Figure record listings

<<<<

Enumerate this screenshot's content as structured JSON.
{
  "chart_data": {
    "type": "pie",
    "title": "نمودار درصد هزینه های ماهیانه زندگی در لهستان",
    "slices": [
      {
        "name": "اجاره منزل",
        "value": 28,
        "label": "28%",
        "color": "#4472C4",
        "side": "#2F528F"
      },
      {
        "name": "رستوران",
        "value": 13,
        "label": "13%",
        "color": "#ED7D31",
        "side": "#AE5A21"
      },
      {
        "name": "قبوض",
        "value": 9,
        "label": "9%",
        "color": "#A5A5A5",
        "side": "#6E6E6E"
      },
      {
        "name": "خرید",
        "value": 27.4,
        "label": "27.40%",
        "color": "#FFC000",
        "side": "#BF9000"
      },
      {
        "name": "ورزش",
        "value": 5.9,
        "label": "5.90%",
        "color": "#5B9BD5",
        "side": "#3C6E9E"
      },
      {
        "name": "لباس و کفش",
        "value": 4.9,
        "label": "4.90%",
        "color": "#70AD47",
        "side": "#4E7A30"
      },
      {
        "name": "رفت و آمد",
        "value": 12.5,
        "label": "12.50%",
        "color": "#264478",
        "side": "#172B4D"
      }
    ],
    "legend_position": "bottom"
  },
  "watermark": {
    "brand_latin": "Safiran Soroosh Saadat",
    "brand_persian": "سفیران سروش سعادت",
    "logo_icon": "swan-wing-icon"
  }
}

>>>>

◆ **Aim**: Copy every single line of the material above that holds "label".

◆ **Answer to this exercise**:
        "label": "28%",
        "label": "13%",
        "label": "9%",
        "label": "27.40%",
        "label": "5.90%",
        "label": "4.90%",
        "label": "12.50%",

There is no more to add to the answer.